> [DOCUMENT PASSAGE]
--
Hmmm. Now I feel bad for bringing my pillow to the gym… (Sticks out tongue.)
True, I’ve noticed this trend too. Talk of “effective reps,” which always raises the questions effective at what? And is that your #1 goal? If I understand correctly, the answer is ultimately “effective at directly leading to new muscle fiber growth.” But I feel like cardiovascular, neurological, and even mental benefits of the extra “non-stimulating” volume is getting completely discarded, as these things only indirectly facilitate future muscle growth. I mean, the thing about doing 5x10 deadlifts is you get really fucking good at deadlifts! Better form, bar path, mind muscle connection…these things are invaluable and will undoubtedly inform your body to push that much more effectively on your next 3x6 day wherein you push closer to failure.
Goals, goals, goals.
Have an intention when you lift.
As in life.
What are your goals?
Doing five sets of ten deadlifts might inform my body to take a nap. As a volume enthusiast I do this occasionally. But it takes me longer to recover than it used to from volume deadlifting.
So I tend to mix fewer deadlifts with more rackpulls so I can lift heavier on both (applying Poliquin’s principles).
That Pareto Principle (80/20 rule) sneaks it’s head in again!
80% (consistancy, working hard, compounds, nutrition, sleep, a balanced exercise selection with a reasonable amount of volume, progressive overload)
20% (all that other noise that could individually make small percentages of difference but not worth taking much notice of if the 80% isn’t in place)
If you deadlift 480kg, then maybe worry about the trivial things. A 0.5% extra here, a 0.25% extra there, a 1.5% extra there. That could be the thing to take you to 500kg. For the rest of us it serves mostly as a distraction.
@jskrabac Very well put.
You’ll see young dudes go past failure on kneeling one-arm pulldowns whilst holding their lats totally gassed at the end. You ain’t gonna see them do a single deadlift, let alone 5 sets of 10. The sad thing is, you wanna know what brings up all those little movements even the ones you aren’t doing? Adding 100lbs to your deadlift.
I have more patience for really overweight people complaining about not being able to lose weight rather than super thin people complaining about not being able to gain weight.
Pb&J’s, shakes, whole milk, candy bars, orange juice…damn it’s so easy to get in an extra 1000 calories it’s ridiculous to complain about. What it really seems to amount to is kids hyper focused on keeping their abs but wishing they had muscles now but not being willing to let that happen.
--
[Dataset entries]
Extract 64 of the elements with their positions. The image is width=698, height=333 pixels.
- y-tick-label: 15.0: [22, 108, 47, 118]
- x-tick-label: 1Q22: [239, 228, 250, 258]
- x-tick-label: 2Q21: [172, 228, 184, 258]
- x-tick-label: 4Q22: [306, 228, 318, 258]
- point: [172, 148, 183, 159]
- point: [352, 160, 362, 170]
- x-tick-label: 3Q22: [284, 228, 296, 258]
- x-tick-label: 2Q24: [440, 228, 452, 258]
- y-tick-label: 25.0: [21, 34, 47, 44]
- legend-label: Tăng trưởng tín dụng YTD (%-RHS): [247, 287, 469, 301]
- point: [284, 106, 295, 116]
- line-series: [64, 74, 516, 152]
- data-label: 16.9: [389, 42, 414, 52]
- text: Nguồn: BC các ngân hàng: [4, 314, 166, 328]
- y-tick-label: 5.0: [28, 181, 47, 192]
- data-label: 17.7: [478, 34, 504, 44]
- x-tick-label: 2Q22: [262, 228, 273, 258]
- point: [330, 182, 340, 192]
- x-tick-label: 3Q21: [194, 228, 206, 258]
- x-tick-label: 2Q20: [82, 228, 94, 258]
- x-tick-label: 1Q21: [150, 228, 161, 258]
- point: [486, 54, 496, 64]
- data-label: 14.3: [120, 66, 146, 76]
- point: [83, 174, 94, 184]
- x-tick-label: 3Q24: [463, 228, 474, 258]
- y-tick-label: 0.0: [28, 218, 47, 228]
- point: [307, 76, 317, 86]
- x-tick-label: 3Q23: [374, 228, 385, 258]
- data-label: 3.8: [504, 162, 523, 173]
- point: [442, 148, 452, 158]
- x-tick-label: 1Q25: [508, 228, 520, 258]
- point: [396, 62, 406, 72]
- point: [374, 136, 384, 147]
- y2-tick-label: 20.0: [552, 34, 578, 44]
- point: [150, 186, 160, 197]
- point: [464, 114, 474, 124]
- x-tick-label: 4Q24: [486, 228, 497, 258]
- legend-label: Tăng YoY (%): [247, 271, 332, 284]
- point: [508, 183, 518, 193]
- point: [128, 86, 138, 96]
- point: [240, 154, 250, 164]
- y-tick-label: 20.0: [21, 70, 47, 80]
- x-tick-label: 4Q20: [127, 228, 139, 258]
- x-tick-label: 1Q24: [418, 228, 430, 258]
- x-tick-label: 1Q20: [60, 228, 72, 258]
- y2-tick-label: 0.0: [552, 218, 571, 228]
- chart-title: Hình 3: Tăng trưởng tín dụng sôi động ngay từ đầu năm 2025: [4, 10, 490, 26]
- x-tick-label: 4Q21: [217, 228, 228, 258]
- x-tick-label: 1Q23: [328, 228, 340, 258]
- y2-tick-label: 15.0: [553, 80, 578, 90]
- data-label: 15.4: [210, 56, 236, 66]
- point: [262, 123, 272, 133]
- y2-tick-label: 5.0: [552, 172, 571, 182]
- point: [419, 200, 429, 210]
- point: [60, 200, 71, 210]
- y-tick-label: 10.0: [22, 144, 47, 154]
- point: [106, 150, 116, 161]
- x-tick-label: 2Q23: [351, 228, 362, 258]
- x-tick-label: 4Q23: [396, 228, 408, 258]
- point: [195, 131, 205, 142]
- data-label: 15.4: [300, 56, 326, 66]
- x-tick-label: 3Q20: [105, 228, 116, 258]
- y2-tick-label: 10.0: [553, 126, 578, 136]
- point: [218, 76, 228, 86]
--
> [ABOUT THIS TASK]
Update the part of the lifting discussion above that opens with "80% (consistancy, working" and closes with "Very well put.", writing it out again with "trivial things" changed to "small details".

> [OUTPUT OF THE EXERCISE]
80% (consistancy, working hard, compounds, nutrition, sleep, a balanced exercise selection with a reasonable amount of volume, progressive overload)
20% (all that other noise that could individually make small percentages of difference but not worth taking much notice of if the 80% isn’t in place)
If you deadlift 480kg, then maybe worry about the small details. A 0.5% extra here, a 0.25% extra there, a 1.5% extra there. That could be the thing to take you to 500kg. For the rest of us it serves mostly as a distraction.
@jskrabac Very well put.